__WORK REQUIRED__.
The records below must be duplicated exactly, character for character.

__Figure dataset records__.
::::::

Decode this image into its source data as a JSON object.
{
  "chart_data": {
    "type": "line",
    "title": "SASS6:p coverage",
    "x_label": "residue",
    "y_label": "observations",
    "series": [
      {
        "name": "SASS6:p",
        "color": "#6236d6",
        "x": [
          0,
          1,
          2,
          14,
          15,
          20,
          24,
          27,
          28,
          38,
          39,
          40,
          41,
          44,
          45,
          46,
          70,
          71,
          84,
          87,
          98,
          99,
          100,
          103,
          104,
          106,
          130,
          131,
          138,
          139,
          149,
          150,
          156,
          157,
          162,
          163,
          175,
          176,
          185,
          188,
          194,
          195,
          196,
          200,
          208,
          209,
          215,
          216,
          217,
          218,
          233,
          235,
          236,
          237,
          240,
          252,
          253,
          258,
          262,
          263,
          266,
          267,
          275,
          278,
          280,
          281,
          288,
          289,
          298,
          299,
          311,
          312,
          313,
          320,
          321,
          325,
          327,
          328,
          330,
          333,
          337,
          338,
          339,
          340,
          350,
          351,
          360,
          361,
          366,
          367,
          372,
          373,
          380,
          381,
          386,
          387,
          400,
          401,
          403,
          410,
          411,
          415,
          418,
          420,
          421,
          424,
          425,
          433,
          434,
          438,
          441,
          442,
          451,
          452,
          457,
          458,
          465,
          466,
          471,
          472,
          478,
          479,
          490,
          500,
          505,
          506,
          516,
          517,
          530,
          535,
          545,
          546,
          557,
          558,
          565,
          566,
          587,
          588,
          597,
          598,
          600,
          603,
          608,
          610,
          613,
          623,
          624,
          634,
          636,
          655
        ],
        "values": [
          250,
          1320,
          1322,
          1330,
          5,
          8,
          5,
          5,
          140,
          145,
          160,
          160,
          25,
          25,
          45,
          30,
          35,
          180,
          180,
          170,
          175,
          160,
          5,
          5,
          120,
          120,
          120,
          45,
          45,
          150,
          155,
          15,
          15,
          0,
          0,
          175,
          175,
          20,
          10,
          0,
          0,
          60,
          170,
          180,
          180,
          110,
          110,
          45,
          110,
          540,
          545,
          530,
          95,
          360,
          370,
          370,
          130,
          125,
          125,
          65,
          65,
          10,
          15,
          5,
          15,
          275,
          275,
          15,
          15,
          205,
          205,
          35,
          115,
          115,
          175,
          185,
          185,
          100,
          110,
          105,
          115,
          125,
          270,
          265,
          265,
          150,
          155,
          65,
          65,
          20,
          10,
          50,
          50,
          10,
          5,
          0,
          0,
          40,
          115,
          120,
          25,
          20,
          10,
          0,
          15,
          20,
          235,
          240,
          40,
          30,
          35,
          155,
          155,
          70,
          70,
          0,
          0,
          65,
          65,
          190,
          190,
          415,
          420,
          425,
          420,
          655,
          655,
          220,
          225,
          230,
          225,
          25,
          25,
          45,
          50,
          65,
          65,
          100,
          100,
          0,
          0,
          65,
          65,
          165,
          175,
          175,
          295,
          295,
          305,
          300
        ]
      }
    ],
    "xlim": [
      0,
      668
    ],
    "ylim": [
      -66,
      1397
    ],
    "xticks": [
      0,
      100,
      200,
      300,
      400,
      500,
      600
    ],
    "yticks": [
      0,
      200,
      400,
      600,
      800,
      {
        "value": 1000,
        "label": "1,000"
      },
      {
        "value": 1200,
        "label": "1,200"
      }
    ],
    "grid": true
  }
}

::::::

__WRITTEN SOLUTION__.
Decode this image into its source data as a JSON object.
{
  "chart_data": {
    "type": "line",
    "title": "SASS6:p coverage",
    "x_label": "residue",
    "y_label": "observations",
    "series": [
      {
        "name": "SASS6:p",
        "color": "#6236d6",
        "x": [
          0,
          1,
          2,
          14,
          15,
          20,
          24,
          27,
          28,
          38,
          39,
          40,
          41,
          44,
          45,
          46,
          70,
          71,
          84,
          87,
          98,
          99,
          100,
          103,
          104,
          106,
          130,
          131,
          138,
          139,
          149,
          150,
          156,
          157,
          162,
          163,
          175,
          176,
          185,
          188,
          194,
          195,
          196,
          200,
          208,
          209,
          215,
          216,
          217,
          218,
          233,
          235,
          236,
          237,
          240,
          252,
          253,
          258,
          262,
          263,
          266,
          267,
          275,
          278,
          280,
          281,
          288,
          289,
          298,
          299,
          311,
          312,
          313,
          320,
          321,
          325,
          327,
          328,
          330,
          333,
          337,
          338,
          339,
          340,
          350,
          351,
          360,
          361,
          366,
          367,
          372,
          373,
          380,
          381,
          386,
          387,
          400,
          401,
          403,
          410,
          411,
          415,
          418,
          420,
          421,
          424,
          425,
          433,
          434,
          438,
          441,
          442,
          451,
          452,
          457,
          458,
          465,
          466,
          471,
          472,
          478,
          479,
          490,
          500,
          505,
          506,
          516,
          517,
          530,
          535,
          545,
          546,
          557,
          558,
          565,
          566,
          587,
          588,
          597,
          598,
          600,
          603,
          608,
          610,
          613,
          623,
          624,
          634,
          636,
          655
        ],
        "values": [
          250,
          1320,
          1322,
          1330,
          5,
          8,
          5,
          5,
          140,
          145,
          160,
          160,
          25,
          25,
          45,
          30,
          35,
          180,
          180,
          170,
          175,
          160,
          5,
          5,
          120,
          120,
          120,
          45,
          45,
          150,
          155,
          15,
          15,
          0,
          0,
          175,
          175,
          20,
          10,
          0,
          0,
          60,
          170,
          180,
          180,
          110,
          110,
          45,
          110,
          540,
          545,
          530,
          95,
          360,
          370,
          370,
          130,
          125,
          125,
          65,
          65,
          10,
          15,
          5,
          15,
          275,
          275,
          15,
          15,
          205,
          205,
          35,
          115,
          115,
          175,
          185,
          185,
          100,
          110,
          105,
          115,
          125,
          270,
          265,
          265,
          150,
          155,
          65,
          65,
          20,
          10,
          50,
          50,
          10,
          5,
          0,
          0,
          40,
          115,
          120,
          25,
          20,
          10,
          0,
          15,
          20,
          235,
          240,
          40,
          30,
          35,
          155,
          155,
          70,
          70,
          0,
          0,
          65,
          65,
          190,
          190,
          415,
          420,
          425,
          420,
          655,
          655,
          220,
          225,
          230,
          225,
          25,
          25,
          45,
          50,
          65,
          65,
          100,
          100,
          0,
          0,
          65,
          65,
          165,
          175,
          175,
          295,
          295,
          305,
          300
        ]
      }
    ],
    "xlim": [
      0,
      668
    ],
    "ylim": [
      -66,
      1397
    ],
    "xticks": [
      0,
      100,
      200,
      300,
      400,
      500,
      600
    ],
    "yticks": [
      0,
      200,
      400,
      600,
      800,
      {
        "value": 1000,
        "label": "1,000"
      },
      {
        "value": 1200,
        "label": "1,200"
      }
    ],
    "grid": true
  }
}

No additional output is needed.